Task to complete: Copy out the records precisely, omitting pictures.

Input for this task:
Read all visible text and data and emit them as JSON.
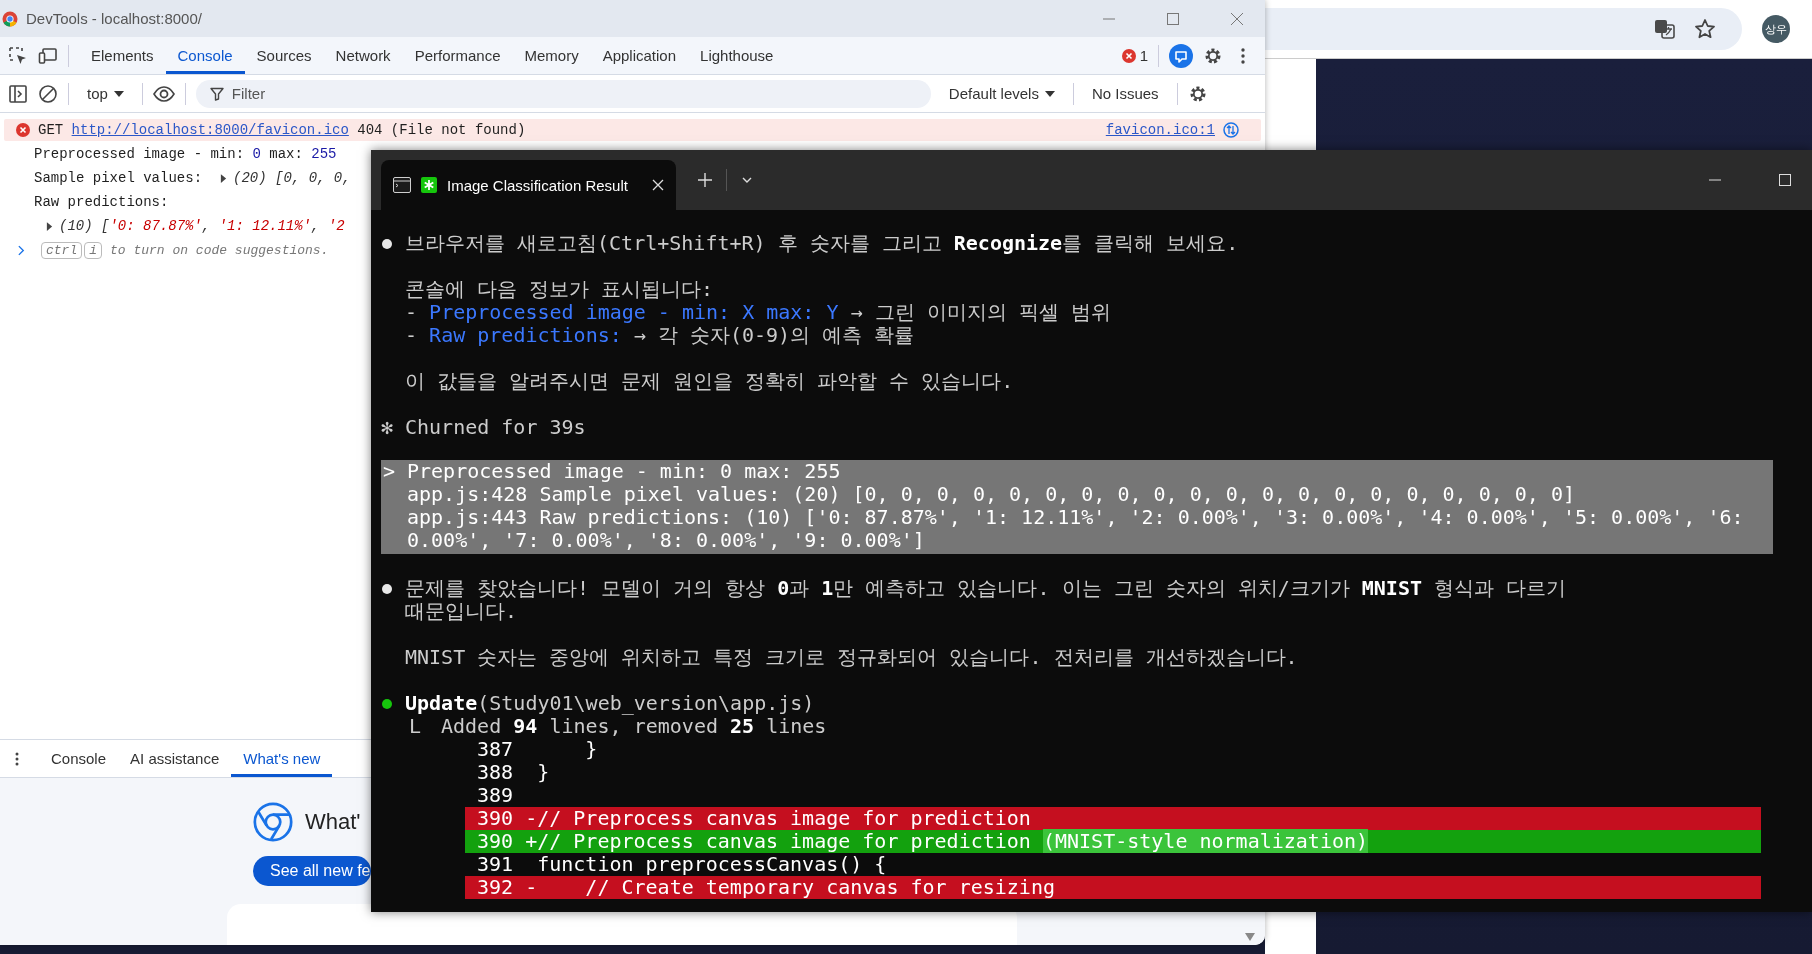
{
  "browser": {
    "avatar": "상우"
  },
  "devtools": {
    "window": {
      "title": "DevTools - localhost:8000/"
    },
    "tabs": [
      {
        "label": "Elements",
        "selected": false
      },
      {
        "label": "Console",
        "selected": true
      },
      {
        "label": "Sources",
        "selected": false
      },
      {
        "label": "Network",
        "selected": false
      },
      {
        "label": "Performance",
        "selected": false
      },
      {
        "label": "Memory",
        "selected": false
      },
      {
        "label": "Application",
        "selected": false
      },
      {
        "label": "Lighthouse",
        "selected": false
      }
    ],
    "error_count": "1",
    "toolbar": {
      "context": "top",
      "filter": {
        "placeholder": "Filter"
      },
      "levels": "Default levels",
      "issues": "No Issues"
    },
    "console": [
      {
        "kind": "error",
        "method": "GET",
        "url": "http://localhost:8000/favicon.ico",
        "message": "404 (File not found)",
        "source": "favicon.ico:1"
      },
      {
        "kind": "log",
        "segments": [
          {
            "kind": "plain",
            "text": "Preprocessed image - min: "
          },
          {
            "kind": "number",
            "text": "0"
          },
          {
            "kind": "plain",
            "text": " max: "
          },
          {
            "kind": "number",
            "text": "255"
          }
        ]
      },
      {
        "kind": "log",
        "segments": [
          {
            "kind": "plain",
            "text": "Sample pixel values:"
          }
        ],
        "preview": {
          "expandable": true,
          "segments": [
            {
              "kind": "object",
              "text": "(20) [0, 0, 0,"
            }
          ]
        }
      },
      {
        "kind": "log",
        "segments": [
          {
            "kind": "plain",
            "text": "Raw predictions:"
          }
        ]
      },
      {
        "kind": "object",
        "expandable": true,
        "segments": [
          {
            "kind": "object",
            "text": "(10) ["
          },
          {
            "kind": "string",
            "text": "'0: 87.87%'"
          },
          {
            "kind": "object",
            "text": ", "
          },
          {
            "kind": "string",
            "text": "'1: 12.11%'"
          },
          {
            "kind": "object",
            "text": ", "
          },
          {
            "kind": "string",
            "text": "'2"
          }
        ]
      },
      {
        "kind": "prompt",
        "keys": [
          "ctrl",
          "i"
        ],
        "text": "to turn on code suggestions."
      }
    ],
    "drawer": {
      "tabs": [
        {
          "label": "Console",
          "selected": false
        },
        {
          "label": "AI assistance",
          "selected": false
        },
        {
          "label": "What's new",
          "selected": true
        }
      ],
      "title": "What'",
      "button": "See all new fe"
    }
  },
  "terminal": {
    "tab": {
      "title": "Image Classification Result",
      "selected": true
    },
    "lines": [
      {
        "kind": "bullet",
        "color": "#e8e8e8",
        "text": "브라우저를 새로고침(Ctrl+Shift+R) 후 숫자를 그리고 **Recognize**를 클릭해 보세요."
      },
      {
        "kind": "blank"
      },
      {
        "kind": "text",
        "text": "콘솔에 다음 정보가 표시됩니다:"
      },
      {
        "kind": "hint",
        "lead": "- ",
        "term": "Preprocessed image - min: X max: Y",
        "text": " → 그린 이미지의 픽셀 범위"
      },
      {
        "kind": "hint",
        "lead": "- ",
        "term": "Raw predictions:",
        "text": " → 각 숫자(0-9)의 예측 확률"
      },
      {
        "kind": "blank"
      },
      {
        "kind": "text",
        "text": "이 값들을 알려주시면 문제 원인을 정확히 파악할 수 있습니다."
      },
      {
        "kind": "blank"
      },
      {
        "kind": "status",
        "glyph": "✻",
        "text": "Churned for 39s"
      },
      {
        "kind": "blank"
      },
      {
        "kind": "output",
        "prompt": ">",
        "lines": [
          "Preprocessed image - min: 0 max: 255",
          "app.js:428 Sample pixel values: (20) [0, 0, 0, 0, 0, 0, 0, 0, 0, 0, 0, 0, 0, 0, 0, 0, 0, 0, 0, 0]",
          "app.js:443 Raw predictions: (10) ['0: 87.87%', '1: 12.11%', '2: 0.00%', '3: 0.00%', '4: 0.00%', '5: 0.00%', '6:",
          "0.00%', '7: 0.00%', '8: 0.00%', '9: 0.00%']"
        ]
      },
      {
        "kind": "blank"
      },
      {
        "kind": "bullet",
        "color": "#e8e8e8",
        "text": "문제를 찾았습니다! 모델이 거의 항상 **0**과 **1**만 예측하고 있습니다. 이는 그린 숫자의 위치/크기가 **MNIST** 형식과 다르기"
      },
      {
        "kind": "text",
        "text": "때문입니다."
      },
      {
        "kind": "blank"
      },
      {
        "kind": "text",
        "text": "MNIST 숫자는 중앙에 위치하고 특정 크기로 정규화되어 있습니다. 전처리를 개선하겠습니다."
      },
      {
        "kind": "blank"
      },
      {
        "kind": "bullet",
        "color": "#16c60c",
        "text": "**Update**(Study01\\web_version\\app.js)"
      },
      {
        "kind": "tree",
        "glyph": "L",
        "text": "Added **94** lines, removed **25** lines"
      },
      {
        "kind": "context",
        "number": "387",
        "code": "    }"
      },
      {
        "kind": "context",
        "number": "388",
        "code": "}"
      },
      {
        "kind": "context",
        "number": "389"
      },
      {
        "kind": "removed",
        "number": "390",
        "sign": "-",
        "code": "// Preprocess canvas image for prediction"
      },
      {
        "kind": "added",
        "number": "390",
        "sign": "+",
        "code": "// Preprocess canvas image for prediction ",
        "inserted": "(MNIST-style normalization)"
      },
      {
        "kind": "context",
        "number": "391",
        "code": "function preprocessCanvas() {"
      },
      {
        "kind": "removed",
        "number": "392",
        "sign": "-",
        "code": "    // Create temporary canvas for resizing"
      }
    ]
  }
}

Output for this exercise:
Read all visible text and data and emit them as JSON.
{
  "browser": {
    "avatar": "상우"
  },
  "devtools": {
    "window": {
      "title": "DevTools - localhost:8000/"
    },
    "tabs": [
      {
        "label": "Elements",
        "selected": false
      },
      {
        "label": "Console",
        "selected": true
      },
      {
        "label": "Sources",
        "selected": false
      },
      {
        "label": "Network",
        "selected": false
      },
      {
        "label": "Performance",
        "selected": false
      },
      {
        "label": "Memory",
        "selected": false
      },
      {
        "label": "Application",
        "selected": false
      },
      {
        "label": "Lighthouse",
        "selected": false
      }
    ],
    "error_count": "1",
    "toolbar": {
      "context": "top",
      "filter": {
        "placeholder": "Filter"
      },
      "levels": "Default levels",
      "issues": "No Issues"
    },
    "console": [
      {
        "kind": "error",
        "method": "GET",
        "url": "http://localhost:8000/favicon.ico",
        "message": "404 (File not found)",
        "source": "favicon.ico:1"
      },
      {
        "kind": "log",
        "segments": [
          {
            "kind": "plain",
            "text": "Preprocessed image - min: "
          },
          {
            "kind": "number",
            "text": "0"
          },
          {
            "kind": "plain",
            "text": " max: "
          },
          {
            "kind": "number",
            "text": "255"
          }
        ]
      },
      {
        "kind": "log",
        "segments": [
          {
            "kind": "plain",
            "text": "Sample pixel values:"
          }
        ],
        "preview": {
          "expandable": true,
          "segments": [
            {
              "kind": "object",
              "text": "(20) [0, 0, 0,"
            }
          ]
        }
      },
      {
        "kind": "log",
        "segments": [
          {
            "kind": "plain",
            "text": "Raw predictions:"
          }
        ]
      },
      {
        "kind": "object",
        "expandable": true,
        "segments": [
          {
            "kind": "object",
            "text": "(10) ["
          },
          {
            "kind": "string",
            "text": "'0: 87.87%'"
          },
          {
            "kind": "object",
            "text": ", "
          },
          {
            "kind": "string",
            "text": "'1: 12.11%'"
          },
          {
            "kind": "object",
            "text": ", "
          },
          {
            "kind": "string",
            "text": "'2"
          }
        ]
      },
      {
        "kind": "prompt",
        "keys": [
          "ctrl",
          "i"
        ],
        "text": "to turn on code suggestions."
      }
    ],
    "drawer": {
      "tabs": [
        {
          "label": "Console",
          "selected": false
        },
        {
          "label": "AI assistance",
          "selected": false
        },
        {
          "label": "What's new",
          "selected": true
        }
      ],
      "title": "What'",
      "button": "See all new fe"
    }
  },
  "terminal": {
    "tab": {
      "title": "Image Classification Result",
      "selected": true
    },
    "lines": [
      {
        "kind": "bullet",
        "color": "#e8e8e8",
        "text": "브라우저를 새로고침(Ctrl+Shift+R) 후 숫자를 그리고 **Recognize**를 클릭해 보세요."
      },
      {
        "kind": "blank"
      },
      {
        "kind": "text",
        "text": "콘솔에 다음 정보가 표시됩니다:"
      },
      {
        "kind": "hint",
        "lead": "- ",
        "term": "Preprocessed image - min: X max: Y",
        "text": " → 그린 이미지의 픽셀 범위"
      },
      {
        "kind": "hint",
        "lead": "- ",
        "term": "Raw predictions:",
        "text": " → 각 숫자(0-9)의 예측 확률"
      },
      {
        "kind": "blank"
      },
      {
        "kind": "text",
        "text": "이 값들을 알려주시면 문제 원인을 정확히 파악할 수 있습니다."
      },
      {
        "kind": "blank"
      },
      {
        "kind": "status",
        "glyph": "✻",
        "text": "Churned for 39s"
      },
      {
        "kind": "blank"
      },
      {
        "kind": "output",
        "prompt": ">",
        "lines": [
          "Preprocessed image - min: 0 max: 255",
          "app.js:428 Sample pixel values: (20) [0, 0, 0, 0, 0, 0, 0, 0, 0, 0, 0, 0, 0, 0, 0, 0, 0, 0, 0, 0]",
          "app.js:443 Raw predictions: (10) ['0: 87.87%', '1: 12.11%', '2: 0.00%', '3: 0.00%', '4: 0.00%', '5: 0.00%', '6:",
          "0.00%', '7: 0.00%', '8: 0.00%', '9: 0.00%']"
        ]
      },
      {
        "kind": "blank"
      },
      {
        "kind": "bullet",
        "color": "#e8e8e8",
        "text": "문제를 찾았습니다! 모델이 거의 항상 **0**과 **1**만 예측하고 있습니다. 이는 그린 숫자의 위치/크기가 **MNIST** 형식과 다르기"
      },
      {
        "kind": "text",
        "text": "때문입니다."
      },
      {
        "kind": "blank"
      },
      {
        "kind": "text",
        "text": "MNIST 숫자는 중앙에 위치하고 특정 크기로 정규화되어 있습니다. 전처리를 개선하겠습니다."
      },
      {
        "kind": "blank"
      },
      {
        "kind": "bullet",
        "color": "#16c60c",
        "text": "**Update**(Study01\\web_version\\app.js)"
      },
      {
        "kind": "tree",
        "glyph": "L",
        "text": "Added **94** lines, removed **25** lines"
      },
      {
        "kind": "context",
        "number": "387",
        "code": "    }"
      },
      {
        "kind": "context",
        "number": "388",
        "code": "}"
      },
      {
        "kind": "context",
        "number": "389"
      },
      {
        "kind": "removed",
        "number": "390",
        "sign": "-",
        "code": "// Preprocess canvas image for prediction"
      },
      {
        "kind": "added",
        "number": "390",
        "sign": "+",
        "code": "// Preprocess canvas image for prediction ",
        "inserted": "(MNIST-style normalization)"
      },
      {
        "kind": "context",
        "number": "391",
        "code": "function preprocessCanvas() {"
      },
      {
        "kind": "removed",
        "number": "392",
        "sign": "-",
        "code": "    // Create temporary canvas for resizing"
      }
    ]
  }
}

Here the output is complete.